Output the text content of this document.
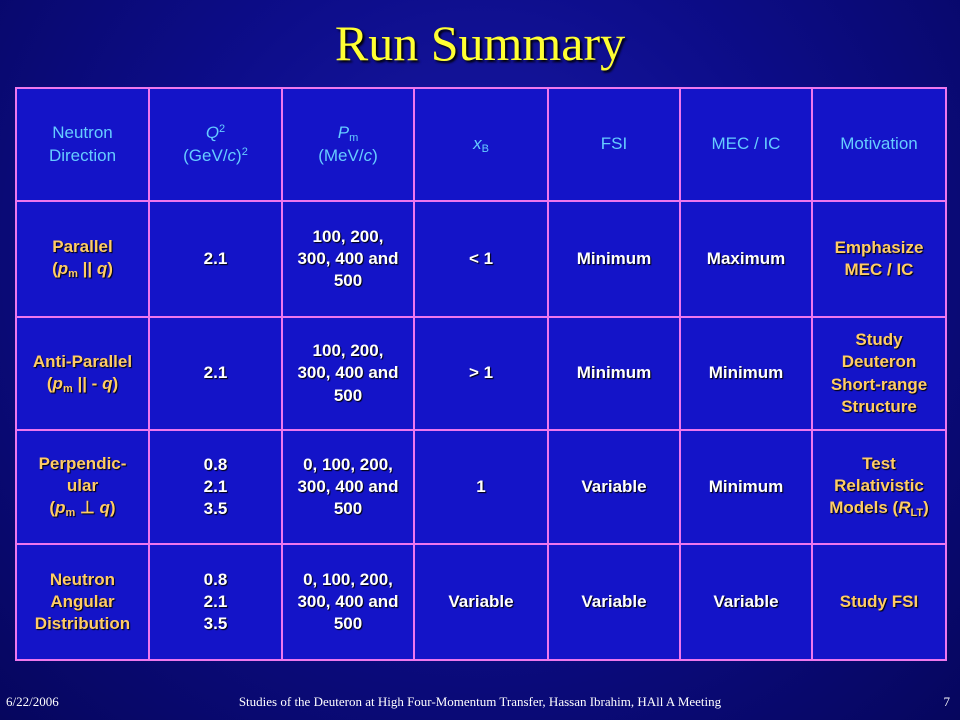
Run Summary
Neutron
Direction	$Q^2$
$(GeV/c)^2$	$P_m$
(MeV/c)	$x_B$	FSI	MEC / IC	Motivation

Parallel
($p_m$ || q)	2.1	100, 200,
300, 400 and
500	< 1	Minimum	Maximum	Emphasize
MEC / IC

Anti-Parallel
($p_m$ || - q)	2.1	100, 200,
300, 400 and
500	> 1	Minimum	Minimum	Study
Deuteron
Short-range
Structure

Perpendic-
ular
($p_m$ ⊥ q)	0.8
2.1
3.5	0, 100, 200,
300, 400 and
500	1	Variable	Minimum	Test
Relativistic
Models $(R_{LT})$

Neutron
Angular
Distribution	0.8
2.1
3.5	0, 100, 200,
300, 400 and
500	Variable	Variable	Variable	Study FSI
6/22/2006	Studies of the Deuteron at High Four-Momentum Transfer, Hassan Ibrahim, HAll A Meeting	7
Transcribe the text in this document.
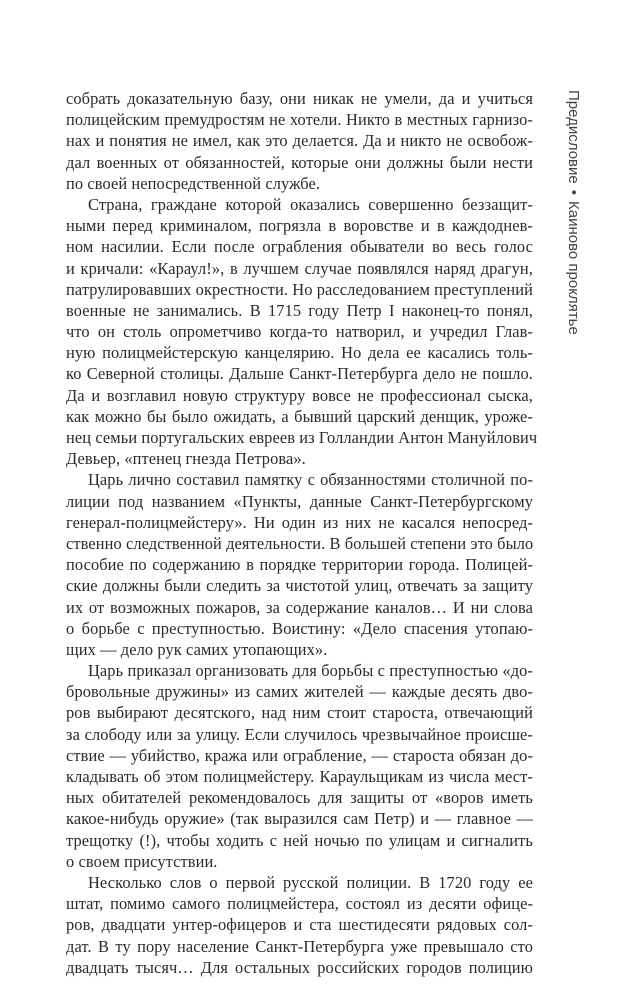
Предисловие•Каиново проклятье
собрать доказательную базу, они никак не умели, да и учиться
полицейским премудростям не хотели. Никто в местных гарнизо-
нах и понятия не имел, как это делается. Да и никто не освобож-
дал военных от обязанностей, которые они должны были нести
по своей непосредственной службе.
Страна, граждане которой оказались совершенно беззащит-
ными перед криминалом, погрязла в воровстве и в каждоднев-
ном насилии. Если после ограбления обыватели во весь голос
и кричали: «Караул!», в лучшем случае появлялся наряд драгун,
патрулировавших окрестности. Но расследованием преступлений
военные не занимались. В 1715 году Петр I наконец-то понял,
что он столь опрометчиво когда-то натворил, и учредил Глав-
ную полицмейстерскую канцелярию. Но дела ее касались толь-
ко Северной столицы. Дальше Санкт-Петербурга дело не пошло.
Да и возглавил новую структуру вовсе не профессионал сыска,
как можно бы было ожидать, а бывший царский денщик, уроже-
нец семьи португальских евреев из Голландии Антон Мануйлович
Девьер, «птенец гнезда Петрова».
Царь лично составил памятку с обязанностями столичной по-
лиции под названием «Пункты, данные Санкт-Петербургскому
генерал-полицмейстеру». Ни один из них не касался непосред-
ственно следственной деятельности. В большей степени это было
пособие по содержанию в порядке территории города. Полицей-
ские должны были следить за чистотой улиц, отвечать за защиту
их от возможных пожаров, за содержание каналов… И ни слова
о борьбе с преступностью. Воистину: «Дело спасения утопаю-
щих — дело рук самих утопающих».
Царь приказал организовать для борьбы с преступностью «до-
бровольные дружины» из самих жителей — каждые десять дво-
ров выбирают десятского, над ним стоит староста, отвечающий
за слободу или за улицу. Если случилось чрезвычайное происше-
ствие — убийство, кража или ограбление, — староста обязан до-
кладывать об этом полицмейстеру. Караульщикам из числа мест-
ных обитателей рекомендовалось для защиты от «воров иметь
какое-нибудь оружие» (так выразился сам Петр) и — главное —
трещотку (!), чтобы ходить с ней ночью по улицам и сигналить
о своем присутствии.
Несколько слов о первой русской полиции. В 1720 году ее
штат, помимо самого полицмейстера, состоял из десяти офице-
ров, двадцати унтер-офицеров и ста шестидесяти рядовых сол-
дат. В ту пору население Санкт-Петербурга уже превышало сто
двадцать тысяч… Для остальных российских городов полицию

● **Set problem**
Which lines in the data above contain "должны"? Show each one.

● **Correct result**
дал военных от обязанностей, которые они должны были нести
ские должны были следить за чистотой улиц, отвечать за защиту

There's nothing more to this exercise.